[begin INPUT RECORDS]
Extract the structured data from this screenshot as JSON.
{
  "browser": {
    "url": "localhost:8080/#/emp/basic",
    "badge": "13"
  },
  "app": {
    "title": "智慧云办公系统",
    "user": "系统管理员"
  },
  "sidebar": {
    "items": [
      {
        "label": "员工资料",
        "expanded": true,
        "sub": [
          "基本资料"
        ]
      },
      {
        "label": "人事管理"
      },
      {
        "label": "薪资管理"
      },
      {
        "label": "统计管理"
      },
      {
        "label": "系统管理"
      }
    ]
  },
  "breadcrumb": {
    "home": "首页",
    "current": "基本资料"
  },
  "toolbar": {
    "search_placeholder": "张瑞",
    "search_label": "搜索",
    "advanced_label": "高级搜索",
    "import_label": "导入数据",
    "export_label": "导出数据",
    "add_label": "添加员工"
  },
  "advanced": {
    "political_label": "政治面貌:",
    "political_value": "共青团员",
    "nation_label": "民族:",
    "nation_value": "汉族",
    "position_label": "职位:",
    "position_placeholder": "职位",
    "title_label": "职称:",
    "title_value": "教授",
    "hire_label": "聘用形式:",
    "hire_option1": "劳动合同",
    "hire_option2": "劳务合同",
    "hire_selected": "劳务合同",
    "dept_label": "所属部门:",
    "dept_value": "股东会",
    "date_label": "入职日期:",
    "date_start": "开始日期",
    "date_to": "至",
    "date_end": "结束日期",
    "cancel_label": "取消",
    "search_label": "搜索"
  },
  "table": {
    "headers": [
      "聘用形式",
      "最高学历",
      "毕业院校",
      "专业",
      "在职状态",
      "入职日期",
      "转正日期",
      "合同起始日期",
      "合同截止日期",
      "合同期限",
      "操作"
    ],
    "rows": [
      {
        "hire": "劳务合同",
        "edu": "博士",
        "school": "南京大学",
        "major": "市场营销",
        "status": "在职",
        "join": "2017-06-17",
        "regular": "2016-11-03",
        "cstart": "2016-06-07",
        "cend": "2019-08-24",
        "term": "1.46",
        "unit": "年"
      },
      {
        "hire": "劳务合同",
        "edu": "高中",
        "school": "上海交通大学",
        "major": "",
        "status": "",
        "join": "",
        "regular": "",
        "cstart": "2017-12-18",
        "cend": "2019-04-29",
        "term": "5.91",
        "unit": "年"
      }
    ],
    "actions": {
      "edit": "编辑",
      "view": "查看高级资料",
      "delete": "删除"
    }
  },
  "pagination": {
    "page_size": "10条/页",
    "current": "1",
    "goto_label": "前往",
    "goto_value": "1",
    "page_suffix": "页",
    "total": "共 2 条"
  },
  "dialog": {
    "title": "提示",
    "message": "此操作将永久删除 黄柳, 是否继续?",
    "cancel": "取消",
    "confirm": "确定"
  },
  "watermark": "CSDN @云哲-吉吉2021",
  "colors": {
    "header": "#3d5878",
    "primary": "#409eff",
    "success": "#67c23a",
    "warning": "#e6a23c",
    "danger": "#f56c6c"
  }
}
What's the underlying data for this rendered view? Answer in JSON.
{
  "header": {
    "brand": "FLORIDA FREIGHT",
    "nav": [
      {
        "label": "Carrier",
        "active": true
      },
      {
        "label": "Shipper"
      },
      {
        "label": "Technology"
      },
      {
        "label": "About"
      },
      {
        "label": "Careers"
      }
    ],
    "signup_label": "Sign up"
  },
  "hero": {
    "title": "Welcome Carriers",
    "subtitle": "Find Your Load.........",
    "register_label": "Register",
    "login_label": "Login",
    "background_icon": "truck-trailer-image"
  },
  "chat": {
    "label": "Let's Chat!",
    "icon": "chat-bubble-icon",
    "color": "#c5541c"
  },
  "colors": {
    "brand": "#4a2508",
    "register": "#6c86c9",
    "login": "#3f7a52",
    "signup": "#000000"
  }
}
[end INPUT RECORDS]
■ DIRECTIVE
Every entry above should be retyped exactly as shown.

■ EXERCISE RESPONSE
Extract the structured data from this screenshot as JSON.
{
  "browser": {
    "url": "localhost:8080/#/emp/basic",
    "badge": "13"
  },
  "app": {
    "title": "智慧云办公系统",
    "user": "系统管理员"
  },
  "sidebar": {
    "items": [
      {
        "label": "员工资料",
        "expanded": true,
        "sub": [
          "基本资料"
        ]
      },
      {
        "label": "人事管理"
      },
      {
        "label": "薪资管理"
      },
      {
        "label": "统计管理"
      },
      {
        "label": "系统管理"
      }
    ]
  },
  "breadcrumb": {
    "home": "首页",
    "current": "基本资料"
  },
  "toolbar": {
    "search_placeholder": "张瑞",
    "search_label": "搜索",
    "advanced_label": "高级搜索",
    "import_label": "导入数据",
    "export_label": "导出数据",
    "add_label": "添加员工"
  },
  "advanced": {
    "political_label": "政治面貌:",
    "political_value": "共青团员",
    "nation_label": "民族:",
    "nation_value": "汉族",
    "position_label": "职位:",
    "position_placeholder": "职位",
    "title_label": "职称:",
    "title_value": "教授",
    "hire_label": "聘用形式:",
    "hire_option1": "劳动合同",
    "hire_option2": "劳务合同",
    "hire_selected": "劳务合同",
    "dept_label": "所属部门:",
    "dept_value": "股东会",
    "date_label": "入职日期:",
    "date_start": "开始日期",
    "date_to": "至",
    "date_end": "结束日期",
    "cancel_label": "取消",
    "search_label": "搜索"
  },
  "table": {
    "headers": [
      "聘用形式",
      "最高学历",
      "毕业院校",
      "专业",
      "在职状态",
      "入职日期",
      "转正日期",
      "合同起始日期",
      "合同截止日期",
      "合同期限",
      "操作"
    ],
    "rows": [
      {
        "hire": "劳务合同",
        "edu": "博士",
        "school": "南京大学",
        "major": "市场营销",
        "status": "在职",
        "join": "2017-06-17",
        "regular": "2016-11-03",
        "cstart": "2016-06-07",
        "cend": "2019-08-24",
        "term": "1.46",
        "unit": "年"
      },
      {
        "hire": "劳务合同",
        "edu": "高中",
        "school": "上海交通大学",
        "major": "",
        "status": "",
        "join": "",
        "regular": "",
        "cstart": "2017-12-18",
        "cend": "2019-04-29",
        "term": "5.91",
        "unit": "年"
      }
    ],
    "actions": {
      "edit": "编辑",
      "view": "查看高级资料",
      "delete": "删除"
    }
  },
  "pagination": {
    "page_size": "10条/页",
    "current": "1",
    "goto_label": "前往",
    "goto_value": "1",
    "page_suffix": "页",
    "total": "共 2 条"
  },
  "dialog": {
    "title": "提示",
    "message": "此操作将永久删除 黄柳, 是否继续?",
    "cancel": "取消",
    "confirm": "确定"
  },
  "watermark": "CSDN @云哲-吉吉2021",
  "colors": {
    "header": "#3d5878",
    "primary": "#409eff",
    "success": "#67c23a",
    "warning": "#e6a23c",
    "danger": "#f56c6c"
  }
}
What's the underlying data for this rendered view? Answer in JSON.
{
  "header": {
    "brand": "FLORIDA FREIGHT",
    "nav": [
      {
        "label": "Carrier",
        "active": true
      },
      {
        "label": "Shipper"
      },
      {
        "label": "Technology"
      },
      {
        "label": "About"
      },
      {
        "label": "Careers"
      }
    ],
    "signup_label": "Sign up"
  },
  "hero": {
    "title": "Welcome Carriers",
    "subtitle": "Find Your Load.........",
    "register_label": "Register",
    "login_label": "Login",
    "background_icon": "truck-trailer-image"
  },
  "chat": {
    "label": "Let's Chat!",
    "icon": "chat-bubble-icon",
    "color": "#c5541c"
  },
  "colors": {
    "brand": "#4a2508",
    "register": "#6c86c9",
    "login": "#3f7a52",
    "signup": "#000000"
  }
}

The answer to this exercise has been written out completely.